DATA START
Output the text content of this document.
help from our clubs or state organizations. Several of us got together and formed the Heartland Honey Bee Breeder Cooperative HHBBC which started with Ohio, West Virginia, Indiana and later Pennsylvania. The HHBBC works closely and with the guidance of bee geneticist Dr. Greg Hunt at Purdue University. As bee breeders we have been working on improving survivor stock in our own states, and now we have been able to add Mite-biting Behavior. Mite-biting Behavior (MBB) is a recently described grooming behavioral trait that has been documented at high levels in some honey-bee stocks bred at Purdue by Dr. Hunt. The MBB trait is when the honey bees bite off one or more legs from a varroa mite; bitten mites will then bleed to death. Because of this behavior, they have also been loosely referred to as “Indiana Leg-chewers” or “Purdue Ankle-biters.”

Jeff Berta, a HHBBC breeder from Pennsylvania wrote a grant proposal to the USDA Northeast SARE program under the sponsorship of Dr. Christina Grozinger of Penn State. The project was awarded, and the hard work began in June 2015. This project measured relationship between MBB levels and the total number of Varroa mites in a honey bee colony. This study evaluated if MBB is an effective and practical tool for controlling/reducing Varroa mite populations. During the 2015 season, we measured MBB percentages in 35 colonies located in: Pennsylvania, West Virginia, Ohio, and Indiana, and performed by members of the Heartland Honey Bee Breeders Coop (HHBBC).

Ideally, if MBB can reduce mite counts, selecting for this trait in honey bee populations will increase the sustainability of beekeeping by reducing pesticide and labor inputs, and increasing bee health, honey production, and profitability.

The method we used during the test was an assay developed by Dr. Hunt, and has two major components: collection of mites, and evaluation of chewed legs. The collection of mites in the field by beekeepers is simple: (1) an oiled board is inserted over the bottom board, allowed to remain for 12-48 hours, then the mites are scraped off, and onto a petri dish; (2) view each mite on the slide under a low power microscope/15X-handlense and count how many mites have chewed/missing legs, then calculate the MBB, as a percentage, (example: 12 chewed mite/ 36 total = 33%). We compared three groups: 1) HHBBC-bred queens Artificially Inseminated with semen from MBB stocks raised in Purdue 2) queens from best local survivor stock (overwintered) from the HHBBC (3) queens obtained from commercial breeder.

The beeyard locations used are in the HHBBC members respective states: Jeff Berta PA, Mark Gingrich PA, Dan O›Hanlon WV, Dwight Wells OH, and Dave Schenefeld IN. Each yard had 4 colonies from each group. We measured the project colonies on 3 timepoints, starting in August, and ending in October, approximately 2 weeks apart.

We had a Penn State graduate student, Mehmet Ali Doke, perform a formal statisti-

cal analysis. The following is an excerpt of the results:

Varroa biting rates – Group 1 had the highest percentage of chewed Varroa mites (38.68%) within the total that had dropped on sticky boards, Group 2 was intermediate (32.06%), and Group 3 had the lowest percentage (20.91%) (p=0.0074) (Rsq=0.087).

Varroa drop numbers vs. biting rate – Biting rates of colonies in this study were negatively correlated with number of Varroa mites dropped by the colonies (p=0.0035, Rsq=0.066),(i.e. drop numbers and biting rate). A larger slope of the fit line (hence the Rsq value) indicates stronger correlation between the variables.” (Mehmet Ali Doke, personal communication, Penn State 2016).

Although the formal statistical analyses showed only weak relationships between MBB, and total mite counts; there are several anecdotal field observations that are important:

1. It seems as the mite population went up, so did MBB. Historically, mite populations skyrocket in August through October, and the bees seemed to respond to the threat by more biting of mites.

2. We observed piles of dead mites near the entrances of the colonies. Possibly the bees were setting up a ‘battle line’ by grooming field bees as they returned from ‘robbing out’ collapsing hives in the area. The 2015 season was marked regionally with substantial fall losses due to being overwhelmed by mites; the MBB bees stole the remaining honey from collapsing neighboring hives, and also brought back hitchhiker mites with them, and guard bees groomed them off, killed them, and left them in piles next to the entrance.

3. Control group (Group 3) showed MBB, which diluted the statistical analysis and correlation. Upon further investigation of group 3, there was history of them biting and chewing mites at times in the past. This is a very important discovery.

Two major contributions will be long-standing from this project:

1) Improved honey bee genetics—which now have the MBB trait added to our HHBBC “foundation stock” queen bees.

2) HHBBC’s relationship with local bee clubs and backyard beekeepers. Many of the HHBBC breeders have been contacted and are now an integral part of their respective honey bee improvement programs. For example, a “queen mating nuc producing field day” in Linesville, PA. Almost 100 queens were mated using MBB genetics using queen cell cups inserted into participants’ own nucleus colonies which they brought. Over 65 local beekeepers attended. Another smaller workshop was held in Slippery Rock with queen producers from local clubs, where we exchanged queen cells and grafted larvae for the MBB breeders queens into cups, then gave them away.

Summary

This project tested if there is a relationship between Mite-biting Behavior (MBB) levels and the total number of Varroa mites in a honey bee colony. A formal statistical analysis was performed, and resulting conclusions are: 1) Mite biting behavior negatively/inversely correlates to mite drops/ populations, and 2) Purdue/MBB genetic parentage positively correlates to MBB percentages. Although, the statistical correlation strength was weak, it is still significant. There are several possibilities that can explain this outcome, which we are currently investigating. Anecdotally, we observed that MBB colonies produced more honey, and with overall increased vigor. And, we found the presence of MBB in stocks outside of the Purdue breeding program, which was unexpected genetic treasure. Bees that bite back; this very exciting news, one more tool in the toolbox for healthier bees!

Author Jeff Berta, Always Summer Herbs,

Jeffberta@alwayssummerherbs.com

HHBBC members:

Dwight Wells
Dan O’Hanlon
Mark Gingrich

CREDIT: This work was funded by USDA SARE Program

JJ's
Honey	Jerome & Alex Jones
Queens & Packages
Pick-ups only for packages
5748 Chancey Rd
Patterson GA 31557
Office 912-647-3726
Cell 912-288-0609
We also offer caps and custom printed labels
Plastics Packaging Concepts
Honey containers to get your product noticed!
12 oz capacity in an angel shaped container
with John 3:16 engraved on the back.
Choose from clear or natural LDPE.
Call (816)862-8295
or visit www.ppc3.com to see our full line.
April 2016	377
DATA END
▶ PROMPT
Retype the entries word for word.

▶ OUTPUT FOR THIS TASK
Output the text content of this document.
help from our clubs or state organizations. Several of us got together and formed the Heartland Honey Bee Breeder Cooperative HHBBC which started with Ohio, West Virginia, Indiana and later Pennsylvania. The HHBBC works closely and with the guidance of bee geneticist Dr. Greg Hunt at Purdue University. As bee breeders we have been working on improving survivor stock in our own states, and now we have been able to add Mite-biting Behavior. Mite-biting Behavior (MBB) is a recently described grooming behavioral trait that has been documented at high levels in some honey-bee stocks bred at Purdue by Dr. Hunt. The MBB trait is when the honey bees bite off one or more legs from a varroa mite; bitten mites will then bleed to death. Because of this behavior, they have also been loosely referred to as “Indiana Leg-chewers” or “Purdue Ankle-biters.”

Jeff Berta, a HHBBC breeder from Pennsylvania wrote a grant proposal to the USDA Northeast SARE program under the sponsorship of Dr. Christina Grozinger of Penn State. The project was awarded, and the hard work began in June 2015. This project measured relationship between MBB levels and the total number of Varroa mites in a honey bee colony. This study evaluated if MBB is an effective and practical tool for controlling/reducing Varroa mite populations. During the 2015 season, we measured MBB percentages in 35 colonies located in: Pennsylvania, West Virginia, Ohio, and Indiana, and performed by members of the Heartland Honey Bee Breeders Coop (HHBBC).

Ideally, if MBB can reduce mite counts, selecting for this trait in honey bee populations will increase the sustainability of beekeeping by reducing pesticide and labor inputs, and increasing bee health, honey production, and profitability.

The method we used during the test was an assay developed by Dr. Hunt, and has two major components: collection of mites, and evaluation of chewed legs. The collection of mites in the field by beekeepers is simple: (1) an oiled board is inserted over the bottom board, allowed to remain for 12-48 hours, then the mites are scraped off, and onto a petri dish; (2) view each mite on the slide under a low power microscope/15X-handlense and count how many mites have chewed/missing legs, then calculate the MBB, as a percentage, (example: 12 chewed mite/ 36 total = 33%). We compared three groups: 1) HHBBC-bred queens Artificially Inseminated with semen from MBB stocks raised in Purdue 2) queens from best local survivor stock (overwintered) from the HHBBC (3) queens obtained from commercial breeder.

The beeyard locations used are in the HHBBC members respective states: Jeff Berta PA, Mark Gingrich PA, Dan O›Hanlon WV, Dwight Wells OH, and Dave Schenefeld IN. Each yard had 4 colonies from each group. We measured the project colonies on 3 timepoints, starting in August, and ending in October, approximately 2 weeks apart.

We had a Penn State graduate student, Mehmet Ali Doke, perform a formal statisti-

cal analysis. The following is an excerpt of the results:

Varroa biting rates – Group 1 had the highest percentage of chewed Varroa mites (38.68%) within the total that had dropped on sticky boards, Group 2 was intermediate (32.06%), and Group 3 had the lowest percentage (20.91%) (p=0.0074) (Rsq=0.087).

Varroa drop numbers vs. biting rate – Biting rates of colonies in this study were negatively correlated with number of Varroa mites dropped by the colonies (p=0.0035, Rsq=0.066),(i.e. drop numbers and biting rate). A larger slope of the fit line (hence the Rsq value) indicates stronger correlation between the variables.” (Mehmet Ali Doke, personal communication, Penn State 2016).

Although the formal statistical analyses showed only weak relationships between MBB, and total mite counts; there are several anecdotal field observations that are important:

1. It seems as the mite population went up, so did MBB. Historically, mite populations skyrocket in August through October, and the bees seemed to respond to the threat by more biting of mites.

2. We observed piles of dead mites near the entrances of the colonies. Possibly the bees were setting up a ‘battle line’ by grooming field bees as they returned from ‘robbing out’ collapsing hives in the area. The 2015 season was marked regionally with substantial fall losses due to being overwhelmed by mites; the MBB bees stole the remaining honey from collapsing neighboring hives, and also brought back hitchhiker mites with them, and guard bees groomed them off, killed them, and left them in piles next to the entrance.

3. Control group (Group 3) showed MBB, which diluted the statistical analysis and correlation. Upon further investigation of group 3, there was history of them biting and chewing mites at times in the past. This is a very important discovery.

Two major contributions will be long-standing from this project:

1) Improved honey bee genetics—which now have the MBB trait added to our HHBBC “foundation stock” queen bees.

2) HHBBC’s relationship with local bee clubs and backyard beekeepers. Many of the HHBBC breeders have been contacted and are now an integral part of their respective honey bee improvement programs. For example, a “queen mating nuc producing field day” in Linesville, PA. Almost 100 queens were mated using MBB genetics using queen cell cups inserted into participants’ own nucleus colonies which they brought. Over 65 local beekeepers attended. Another smaller workshop was held in Slippery Rock with queen producers from local clubs, where we exchanged queen cells and grafted larvae for the MBB breeders queens into cups, then gave them away.

Summary

This project tested if there is a relationship between Mite-biting Behavior (MBB) levels and the total number of Varroa mites in a honey bee colony. A formal statistical analysis was performed, and resulting conclusions are: 1) Mite biting behavior negatively/inversely correlates to mite drops/ populations, and 2) Purdue/MBB genetic parentage positively correlates to MBB percentages. Although, the statistical correlation strength was weak, it is still significant. There are several possibilities that can explain this outcome, which we are currently investigating. Anecdotally, we observed that MBB colonies produced more honey, and with overall increased vigor. And, we found the presence of MBB in stocks outside of the Purdue breeding program, which was unexpected genetic treasure. Bees that bite back; this very exciting news, one more tool in the toolbox for healthier bees!

Author Jeff Berta, Always Summer Herbs,

Jeffberta@alwayssummerherbs.com

HHBBC members:

Dwight Wells
Dan O’Hanlon
Mark Gingrich

CREDIT: This work was funded by USDA SARE Program

JJ's
Honey	Jerome & Alex Jones
Queens & Packages
Pick-ups only for packages
5748 Chancey Rd
Patterson GA 31557
Office 912-647-3726
Cell 912-288-0609
We also offer caps and custom printed labels
Plastics Packaging Concepts
Honey containers to get your product noticed!
12 oz capacity in an angel shaped container
with John 3:16 engraved on the back.
Choose from clear or natural LDPE.
Call (816)862-8295
or visit www.ppc3.com to see our full line.
April 2016	377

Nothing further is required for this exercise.